» **Stated task**
Say the number of lines containing the string "your", and say nothing else.

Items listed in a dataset
::::

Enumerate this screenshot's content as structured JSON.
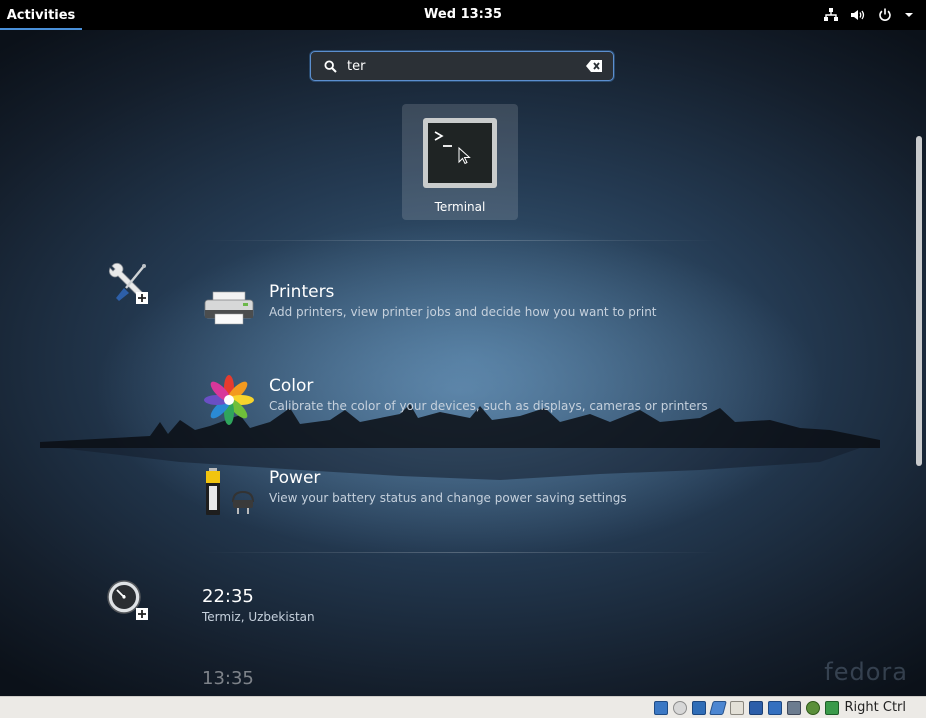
{
  "topbar": {
    "activities": "Activities",
    "clock": "Wed 13:35",
    "tray_icons": [
      "network-icon",
      "volume-icon",
      "power-icon",
      "dropdown-icon"
    ]
  },
  "search": {
    "value": "ter",
    "icon": "search-icon",
    "clear_icon": "clear-icon"
  },
  "app_results": [
    {
      "label": "Terminal",
      "icon": "terminal-icon"
    }
  ],
  "settings_provider": {
    "icon": "settings-tools-icon",
    "results": [
      {
        "title": "Printers",
        "description": "Add printers, view printer jobs and decide how you want to print",
        "icon": "printer-icon"
      },
      {
        "title": "Color",
        "description": "Calibrate the color of your devices, such as displays, cameras or printers",
        "icon": "color-icon"
      },
      {
        "title": "Power",
        "description": "View your battery status and change power saving settings",
        "icon": "battery-icon"
      }
    ]
  },
  "clocks_provider": {
    "icon": "clocks-icon",
    "results": [
      {
        "time": "22:35",
        "place": "Termiz, Uzbekistan"
      },
      {
        "time": "13:35",
        "place": ""
      }
    ]
  },
  "watermark": "fedora",
  "status_bar": {
    "host_key": "Right Ctrl",
    "icons": [
      "hard-disk-icon",
      "optical-drive-icon",
      "audio-icon",
      "usb-icon",
      "shared-folders-icon",
      "display-icon",
      "network-adapter-icon",
      "recording-icon",
      "cpu-icon",
      "mouse-integration-icon"
    ]
  },
  "colors": {
    "accent": "#4a90d9",
    "topbar": "#000000",
    "status_bar": "#eceae6"
  }
}
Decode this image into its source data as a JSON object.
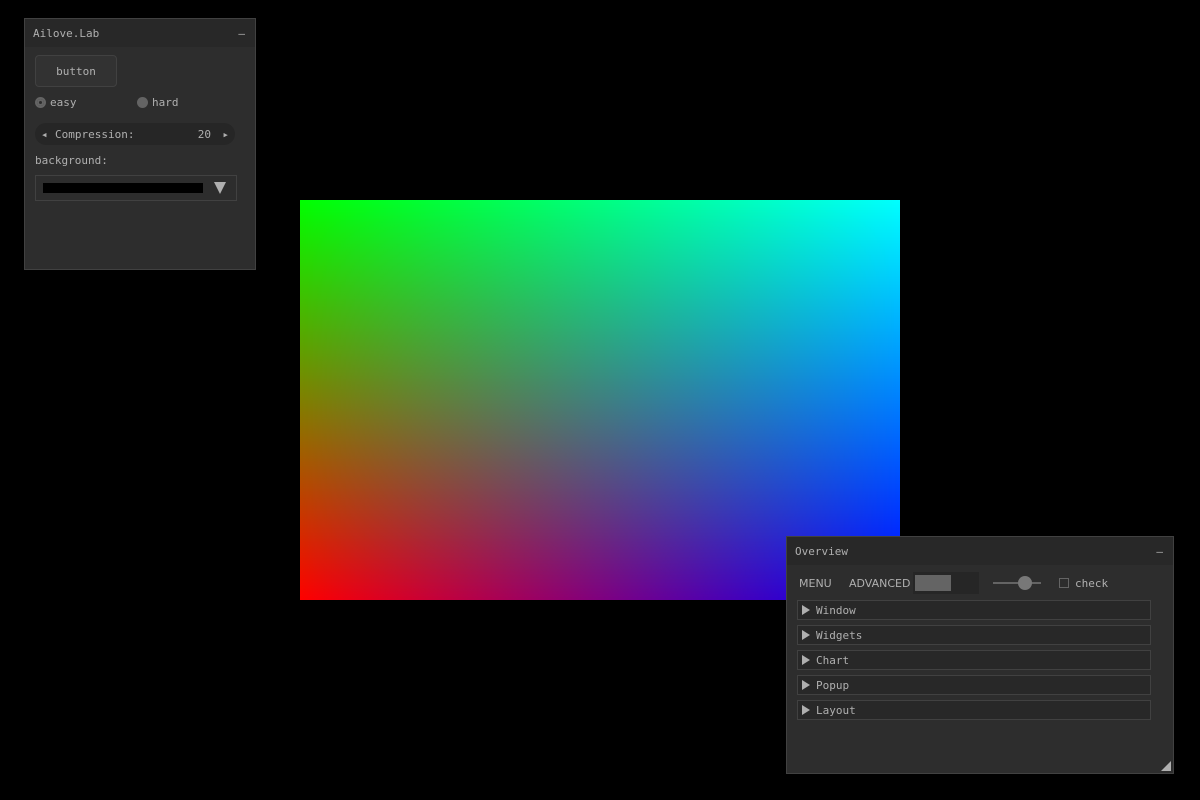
{
  "canvas": {
    "colors": {
      "top_left": "#00ff00",
      "top_right": "#00ffff",
      "bottom_left": "#ff0000",
      "bottom_right": "#0000ff"
    }
  },
  "left_panel": {
    "title": "Ailove.Lab",
    "minimize": "–",
    "button_label": "button",
    "radio_easy": "easy",
    "radio_hard": "hard",
    "selected_radio": "easy",
    "property_label": "Compression:",
    "property_value": "20",
    "property_left_arrow": "◂",
    "property_right_arrow": "▸",
    "background_label": "background:",
    "background_color": "#000000"
  },
  "overview": {
    "title": "Overview",
    "minimize": "–",
    "menu_label": "MENU",
    "advanced_label": "ADVANCED",
    "check_label": "check",
    "slider_value": 0.6,
    "nodes": [
      {
        "label": "Window"
      },
      {
        "label": "Widgets"
      },
      {
        "label": "Chart"
      },
      {
        "label": "Popup"
      },
      {
        "label": "Layout"
      }
    ]
  }
}
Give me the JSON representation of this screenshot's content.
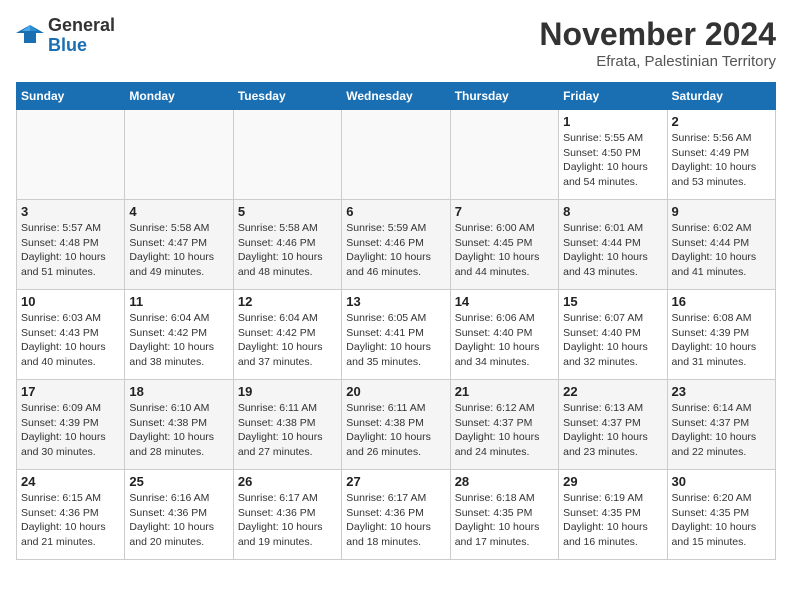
{
  "logo": {
    "text_general": "General",
    "text_blue": "Blue"
  },
  "header": {
    "month": "November 2024",
    "location": "Efrata, Palestinian Territory"
  },
  "weekdays": [
    "Sunday",
    "Monday",
    "Tuesday",
    "Wednesday",
    "Thursday",
    "Friday",
    "Saturday"
  ],
  "weeks": [
    [
      {
        "day": "",
        "info": ""
      },
      {
        "day": "",
        "info": ""
      },
      {
        "day": "",
        "info": ""
      },
      {
        "day": "",
        "info": ""
      },
      {
        "day": "",
        "info": ""
      },
      {
        "day": "1",
        "sunrise": "Sunrise: 5:55 AM",
        "sunset": "Sunset: 4:50 PM",
        "daylight": "Daylight: 10 hours and 54 minutes."
      },
      {
        "day": "2",
        "sunrise": "Sunrise: 5:56 AM",
        "sunset": "Sunset: 4:49 PM",
        "daylight": "Daylight: 10 hours and 53 minutes."
      }
    ],
    [
      {
        "day": "3",
        "sunrise": "Sunrise: 5:57 AM",
        "sunset": "Sunset: 4:48 PM",
        "daylight": "Daylight: 10 hours and 51 minutes."
      },
      {
        "day": "4",
        "sunrise": "Sunrise: 5:58 AM",
        "sunset": "Sunset: 4:47 PM",
        "daylight": "Daylight: 10 hours and 49 minutes."
      },
      {
        "day": "5",
        "sunrise": "Sunrise: 5:58 AM",
        "sunset": "Sunset: 4:46 PM",
        "daylight": "Daylight: 10 hours and 48 minutes."
      },
      {
        "day": "6",
        "sunrise": "Sunrise: 5:59 AM",
        "sunset": "Sunset: 4:46 PM",
        "daylight": "Daylight: 10 hours and 46 minutes."
      },
      {
        "day": "7",
        "sunrise": "Sunrise: 6:00 AM",
        "sunset": "Sunset: 4:45 PM",
        "daylight": "Daylight: 10 hours and 44 minutes."
      },
      {
        "day": "8",
        "sunrise": "Sunrise: 6:01 AM",
        "sunset": "Sunset: 4:44 PM",
        "daylight": "Daylight: 10 hours and 43 minutes."
      },
      {
        "day": "9",
        "sunrise": "Sunrise: 6:02 AM",
        "sunset": "Sunset: 4:44 PM",
        "daylight": "Daylight: 10 hours and 41 minutes."
      }
    ],
    [
      {
        "day": "10",
        "sunrise": "Sunrise: 6:03 AM",
        "sunset": "Sunset: 4:43 PM",
        "daylight": "Daylight: 10 hours and 40 minutes."
      },
      {
        "day": "11",
        "sunrise": "Sunrise: 6:04 AM",
        "sunset": "Sunset: 4:42 PM",
        "daylight": "Daylight: 10 hours and 38 minutes."
      },
      {
        "day": "12",
        "sunrise": "Sunrise: 6:04 AM",
        "sunset": "Sunset: 4:42 PM",
        "daylight": "Daylight: 10 hours and 37 minutes."
      },
      {
        "day": "13",
        "sunrise": "Sunrise: 6:05 AM",
        "sunset": "Sunset: 4:41 PM",
        "daylight": "Daylight: 10 hours and 35 minutes."
      },
      {
        "day": "14",
        "sunrise": "Sunrise: 6:06 AM",
        "sunset": "Sunset: 4:40 PM",
        "daylight": "Daylight: 10 hours and 34 minutes."
      },
      {
        "day": "15",
        "sunrise": "Sunrise: 6:07 AM",
        "sunset": "Sunset: 4:40 PM",
        "daylight": "Daylight: 10 hours and 32 minutes."
      },
      {
        "day": "16",
        "sunrise": "Sunrise: 6:08 AM",
        "sunset": "Sunset: 4:39 PM",
        "daylight": "Daylight: 10 hours and 31 minutes."
      }
    ],
    [
      {
        "day": "17",
        "sunrise": "Sunrise: 6:09 AM",
        "sunset": "Sunset: 4:39 PM",
        "daylight": "Daylight: 10 hours and 30 minutes."
      },
      {
        "day": "18",
        "sunrise": "Sunrise: 6:10 AM",
        "sunset": "Sunset: 4:38 PM",
        "daylight": "Daylight: 10 hours and 28 minutes."
      },
      {
        "day": "19",
        "sunrise": "Sunrise: 6:11 AM",
        "sunset": "Sunset: 4:38 PM",
        "daylight": "Daylight: 10 hours and 27 minutes."
      },
      {
        "day": "20",
        "sunrise": "Sunrise: 6:11 AM",
        "sunset": "Sunset: 4:38 PM",
        "daylight": "Daylight: 10 hours and 26 minutes."
      },
      {
        "day": "21",
        "sunrise": "Sunrise: 6:12 AM",
        "sunset": "Sunset: 4:37 PM",
        "daylight": "Daylight: 10 hours and 24 minutes."
      },
      {
        "day": "22",
        "sunrise": "Sunrise: 6:13 AM",
        "sunset": "Sunset: 4:37 PM",
        "daylight": "Daylight: 10 hours and 23 minutes."
      },
      {
        "day": "23",
        "sunrise": "Sunrise: 6:14 AM",
        "sunset": "Sunset: 4:37 PM",
        "daylight": "Daylight: 10 hours and 22 minutes."
      }
    ],
    [
      {
        "day": "24",
        "sunrise": "Sunrise: 6:15 AM",
        "sunset": "Sunset: 4:36 PM",
        "daylight": "Daylight: 10 hours and 21 minutes."
      },
      {
        "day": "25",
        "sunrise": "Sunrise: 6:16 AM",
        "sunset": "Sunset: 4:36 PM",
        "daylight": "Daylight: 10 hours and 20 minutes."
      },
      {
        "day": "26",
        "sunrise": "Sunrise: 6:17 AM",
        "sunset": "Sunset: 4:36 PM",
        "daylight": "Daylight: 10 hours and 19 minutes."
      },
      {
        "day": "27",
        "sunrise": "Sunrise: 6:17 AM",
        "sunset": "Sunset: 4:36 PM",
        "daylight": "Daylight: 10 hours and 18 minutes."
      },
      {
        "day": "28",
        "sunrise": "Sunrise: 6:18 AM",
        "sunset": "Sunset: 4:35 PM",
        "daylight": "Daylight: 10 hours and 17 minutes."
      },
      {
        "day": "29",
        "sunrise": "Sunrise: 6:19 AM",
        "sunset": "Sunset: 4:35 PM",
        "daylight": "Daylight: 10 hours and 16 minutes."
      },
      {
        "day": "30",
        "sunrise": "Sunrise: 6:20 AM",
        "sunset": "Sunset: 4:35 PM",
        "daylight": "Daylight: 10 hours and 15 minutes."
      }
    ]
  ]
}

::::

» **Finished exercise**
2